▶ [WORK INSTRUCTIONS]: Write out the whole listing, matching it exactly.

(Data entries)
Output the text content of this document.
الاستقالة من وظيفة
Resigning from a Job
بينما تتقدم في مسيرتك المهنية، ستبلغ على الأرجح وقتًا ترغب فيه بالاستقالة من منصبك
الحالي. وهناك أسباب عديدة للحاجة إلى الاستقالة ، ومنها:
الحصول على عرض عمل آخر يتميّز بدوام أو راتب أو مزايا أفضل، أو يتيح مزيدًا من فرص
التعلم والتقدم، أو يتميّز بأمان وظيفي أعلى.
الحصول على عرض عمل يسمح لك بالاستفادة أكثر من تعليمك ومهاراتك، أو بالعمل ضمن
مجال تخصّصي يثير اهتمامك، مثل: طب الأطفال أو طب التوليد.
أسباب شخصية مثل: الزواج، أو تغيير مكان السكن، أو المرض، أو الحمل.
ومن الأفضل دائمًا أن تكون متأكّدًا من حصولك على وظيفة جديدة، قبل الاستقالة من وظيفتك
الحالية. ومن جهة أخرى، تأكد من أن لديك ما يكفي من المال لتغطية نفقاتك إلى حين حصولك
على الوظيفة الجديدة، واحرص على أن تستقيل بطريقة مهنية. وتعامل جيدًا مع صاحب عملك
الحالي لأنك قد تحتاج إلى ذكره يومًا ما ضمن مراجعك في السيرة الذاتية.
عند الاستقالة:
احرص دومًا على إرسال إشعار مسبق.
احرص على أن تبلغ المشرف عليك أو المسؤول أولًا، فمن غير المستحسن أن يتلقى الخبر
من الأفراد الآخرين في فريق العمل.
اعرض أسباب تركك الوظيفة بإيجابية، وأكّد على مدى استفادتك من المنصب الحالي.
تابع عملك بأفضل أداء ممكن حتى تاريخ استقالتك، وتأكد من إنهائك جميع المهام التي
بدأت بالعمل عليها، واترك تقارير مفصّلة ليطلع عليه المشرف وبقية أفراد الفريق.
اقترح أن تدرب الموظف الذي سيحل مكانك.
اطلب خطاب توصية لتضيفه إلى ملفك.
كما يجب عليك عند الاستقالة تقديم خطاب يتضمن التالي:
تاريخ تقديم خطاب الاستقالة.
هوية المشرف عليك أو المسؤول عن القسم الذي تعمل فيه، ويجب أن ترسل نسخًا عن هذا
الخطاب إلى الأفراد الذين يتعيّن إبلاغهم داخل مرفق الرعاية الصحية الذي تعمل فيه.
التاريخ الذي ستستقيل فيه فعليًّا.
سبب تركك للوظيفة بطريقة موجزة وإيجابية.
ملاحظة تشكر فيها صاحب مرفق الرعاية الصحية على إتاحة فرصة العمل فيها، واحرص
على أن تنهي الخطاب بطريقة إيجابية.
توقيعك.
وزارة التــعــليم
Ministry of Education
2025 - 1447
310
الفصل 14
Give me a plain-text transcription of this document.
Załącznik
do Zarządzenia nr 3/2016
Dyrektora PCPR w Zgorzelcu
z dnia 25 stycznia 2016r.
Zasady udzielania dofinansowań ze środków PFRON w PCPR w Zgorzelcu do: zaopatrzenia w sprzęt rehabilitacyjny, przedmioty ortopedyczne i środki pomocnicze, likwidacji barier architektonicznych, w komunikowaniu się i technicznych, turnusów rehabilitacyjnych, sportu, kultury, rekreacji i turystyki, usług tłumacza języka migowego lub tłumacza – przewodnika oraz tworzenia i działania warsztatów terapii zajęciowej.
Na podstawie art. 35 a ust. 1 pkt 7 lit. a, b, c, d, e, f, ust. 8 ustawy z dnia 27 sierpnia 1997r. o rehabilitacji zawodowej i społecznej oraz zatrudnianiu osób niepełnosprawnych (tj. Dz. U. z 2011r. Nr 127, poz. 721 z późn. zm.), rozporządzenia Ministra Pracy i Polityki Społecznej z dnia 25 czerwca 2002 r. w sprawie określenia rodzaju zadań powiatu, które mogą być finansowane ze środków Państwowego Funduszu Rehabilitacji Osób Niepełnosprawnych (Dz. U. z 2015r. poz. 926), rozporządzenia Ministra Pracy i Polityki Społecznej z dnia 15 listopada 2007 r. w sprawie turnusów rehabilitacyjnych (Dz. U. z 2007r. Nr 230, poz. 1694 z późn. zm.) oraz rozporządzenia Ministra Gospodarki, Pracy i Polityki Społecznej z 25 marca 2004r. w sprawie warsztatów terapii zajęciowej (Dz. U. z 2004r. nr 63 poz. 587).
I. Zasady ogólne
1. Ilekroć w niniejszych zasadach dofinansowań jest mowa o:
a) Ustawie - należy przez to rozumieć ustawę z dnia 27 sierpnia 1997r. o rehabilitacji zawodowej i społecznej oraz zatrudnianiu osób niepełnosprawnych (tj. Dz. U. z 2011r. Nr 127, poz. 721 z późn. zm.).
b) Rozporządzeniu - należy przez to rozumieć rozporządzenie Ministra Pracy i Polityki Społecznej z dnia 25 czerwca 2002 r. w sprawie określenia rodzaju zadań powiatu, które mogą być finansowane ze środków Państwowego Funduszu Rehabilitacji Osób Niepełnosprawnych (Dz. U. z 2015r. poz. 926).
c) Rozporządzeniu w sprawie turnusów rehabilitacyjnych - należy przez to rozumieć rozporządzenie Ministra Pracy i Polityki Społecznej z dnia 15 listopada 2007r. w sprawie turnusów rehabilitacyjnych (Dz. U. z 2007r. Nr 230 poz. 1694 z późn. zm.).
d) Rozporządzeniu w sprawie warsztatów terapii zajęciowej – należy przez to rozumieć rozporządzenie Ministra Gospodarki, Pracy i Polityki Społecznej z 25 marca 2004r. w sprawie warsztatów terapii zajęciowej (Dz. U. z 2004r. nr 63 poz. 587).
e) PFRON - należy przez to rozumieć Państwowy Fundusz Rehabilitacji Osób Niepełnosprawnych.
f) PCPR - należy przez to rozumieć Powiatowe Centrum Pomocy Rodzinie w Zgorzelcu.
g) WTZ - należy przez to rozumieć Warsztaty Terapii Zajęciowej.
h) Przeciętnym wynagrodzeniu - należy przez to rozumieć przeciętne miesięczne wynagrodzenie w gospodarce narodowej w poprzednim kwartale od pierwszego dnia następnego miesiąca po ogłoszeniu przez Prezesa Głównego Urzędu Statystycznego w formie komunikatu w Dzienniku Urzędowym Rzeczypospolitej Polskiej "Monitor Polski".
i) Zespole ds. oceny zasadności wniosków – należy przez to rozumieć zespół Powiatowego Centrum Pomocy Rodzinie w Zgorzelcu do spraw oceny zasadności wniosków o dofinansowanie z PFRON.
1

▶ [PROBLEM SOLUTION]:
Output the text content of this document.
الاستقالة من وظيفة
Resigning from a Job
بينما تتقدم في مسيرتك المهنية، ستبلغ على الأرجح وقتًا ترغب فيه بالاستقالة من منصبك
الحالي. وهناك أسباب عديدة للحاجة إلى الاستقالة ، ومنها:
الحصول على عرض عمل آخر يتميّز بدوام أو راتب أو مزايا أفضل، أو يتيح مزيدًا من فرص
التعلم والتقدم، أو يتميّز بأمان وظيفي أعلى.
الحصول على عرض عمل يسمح لك بالاستفادة أكثر من تعليمك ومهاراتك، أو بالعمل ضمن
مجال تخصّصي يثير اهتمامك، مثل: طب الأطفال أو طب التوليد.
أسباب شخصية مثل: الزواج، أو تغيير مكان السكن، أو المرض، أو الحمل.
ومن الأفضل دائمًا أن تكون متأكّدًا من حصولك على وظيفة جديدة، قبل الاستقالة من وظيفتك
الحالية. ومن جهة أخرى، تأكد من أن لديك ما يكفي من المال لتغطية نفقاتك إلى حين حصولك
على الوظيفة الجديدة، واحرص على أن تستقيل بطريقة مهنية. وتعامل جيدًا مع صاحب عملك
الحالي لأنك قد تحتاج إلى ذكره يومًا ما ضمن مراجعك في السيرة الذاتية.
عند الاستقالة:
احرص دومًا على إرسال إشعار مسبق.
احرص على أن تبلغ المشرف عليك أو المسؤول أولًا، فمن غير المستحسن أن يتلقى الخبر
من الأفراد الآخرين في فريق العمل.
اعرض أسباب تركك الوظيفة بإيجابية، وأكّد على مدى استفادتك من المنصب الحالي.
تابع عملك بأفضل أداء ممكن حتى تاريخ استقالتك، وتأكد من إنهائك جميع المهام التي
بدأت بالعمل عليها، واترك تقارير مفصّلة ليطلع عليه المشرف وبقية أفراد الفريق.
اقترح أن تدرب الموظف الذي سيحل مكانك.
اطلب خطاب توصية لتضيفه إلى ملفك.
كما يجب عليك عند الاستقالة تقديم خطاب يتضمن التالي:
تاريخ تقديم خطاب الاستقالة.
هوية المشرف عليك أو المسؤول عن القسم الذي تعمل فيه، ويجب أن ترسل نسخًا عن هذا
الخطاب إلى الأفراد الذين يتعيّن إبلاغهم داخل مرفق الرعاية الصحية الذي تعمل فيه.
التاريخ الذي ستستقيل فيه فعليًّا.
سبب تركك للوظيفة بطريقة موجزة وإيجابية.
ملاحظة تشكر فيها صاحب مرفق الرعاية الصحية على إتاحة فرصة العمل فيها، واحرص
على أن تنهي الخطاب بطريقة إيجابية.
توقيعك.
وزارة التــعــليم
Ministry of Education
2025 - 1447
310
الفصل 14
Give me a plain-text transcription of this document.
Załącznik
do Zarządzenia nr 3/2016
Dyrektora PCPR w Zgorzelcu
z dnia 25 stycznia 2016r.
Zasady udzielania dofinansowań ze środków PFRON w PCPR w Zgorzelcu do: zaopatrzenia w sprzęt rehabilitacyjny, przedmioty ortopedyczne i środki pomocnicze, likwidacji barier architektonicznych, w komunikowaniu się i technicznych, turnusów rehabilitacyjnych, sportu, kultury, rekreacji i turystyki, usług tłumacza języka migowego lub tłumacza – przewodnika oraz tworzenia i działania warsztatów terapii zajęciowej.
Na podstawie art. 35 a ust. 1 pkt 7 lit. a, b, c, d, e, f, ust. 8 ustawy z dnia 27 sierpnia 1997r. o rehabilitacji zawodowej i społecznej oraz zatrudnianiu osób niepełnosprawnych (tj. Dz. U. z 2011r. Nr 127, poz. 721 z późn. zm.), rozporządzenia Ministra Pracy i Polityki Społecznej z dnia 25 czerwca 2002 r. w sprawie określenia rodzaju zadań powiatu, które mogą być finansowane ze środków Państwowego Funduszu Rehabilitacji Osób Niepełnosprawnych (Dz. U. z 2015r. poz. 926), rozporządzenia Ministra Pracy i Polityki Społecznej z dnia 15 listopada 2007 r. w sprawie turnusów rehabilitacyjnych (Dz. U. z 2007r. Nr 230, poz. 1694 z późn. zm.) oraz rozporządzenia Ministra Gospodarki, Pracy i Polityki Społecznej z 25 marca 2004r. w sprawie warsztatów terapii zajęciowej (Dz. U. z 2004r. nr 63 poz. 587).
I. Zasady ogólne
1. Ilekroć w niniejszych zasadach dofinansowań jest mowa o:
a) Ustawie - należy przez to rozumieć ustawę z dnia 27 sierpnia 1997r. o rehabilitacji zawodowej i społecznej oraz zatrudnianiu osób niepełnosprawnych (tj. Dz. U. z 2011r. Nr 127, poz. 721 z późn. zm.).
b) Rozporządzeniu - należy przez to rozumieć rozporządzenie Ministra Pracy i Polityki Społecznej z dnia 25 czerwca 2002 r. w sprawie określenia rodzaju zadań powiatu, które mogą być finansowane ze środków Państwowego Funduszu Rehabilitacji Osób Niepełnosprawnych (Dz. U. z 2015r. poz. 926).
c) Rozporządzeniu w sprawie turnusów rehabilitacyjnych - należy przez to rozumieć rozporządzenie Ministra Pracy i Polityki Społecznej z dnia 15 listopada 2007r. w sprawie turnusów rehabilitacyjnych (Dz. U. z 2007r. Nr 230 poz. 1694 z późn. zm.).
d) Rozporządzeniu w sprawie warsztatów terapii zajęciowej – należy przez to rozumieć rozporządzenie Ministra Gospodarki, Pracy i Polityki Społecznej z 25 marca 2004r. w sprawie warsztatów terapii zajęciowej (Dz. U. z 2004r. nr 63 poz. 587).
e) PFRON - należy przez to rozumieć Państwowy Fundusz Rehabilitacji Osób Niepełnosprawnych.
f) PCPR - należy przez to rozumieć Powiatowe Centrum Pomocy Rodzinie w Zgorzelcu.
g) WTZ - należy przez to rozumieć Warsztaty Terapii Zajęciowej.
h) Przeciętnym wynagrodzeniu - należy przez to rozumieć przeciętne miesięczne wynagrodzenie w gospodarce narodowej w poprzednim kwartale od pierwszego dnia następnego miesiąca po ogłoszeniu przez Prezesa Głównego Urzędu Statystycznego w formie komunikatu w Dzienniku Urzędowym Rzeczypospolitej Polskiej "Monitor Polski".
i) Zespole ds. oceny zasadności wniosków – należy przez to rozumieć zespół Powiatowego Centrum Pomocy Rodzinie w Zgorzelcu do spraw oceny zasadności wniosków o dofinansowanie z PFRON.
1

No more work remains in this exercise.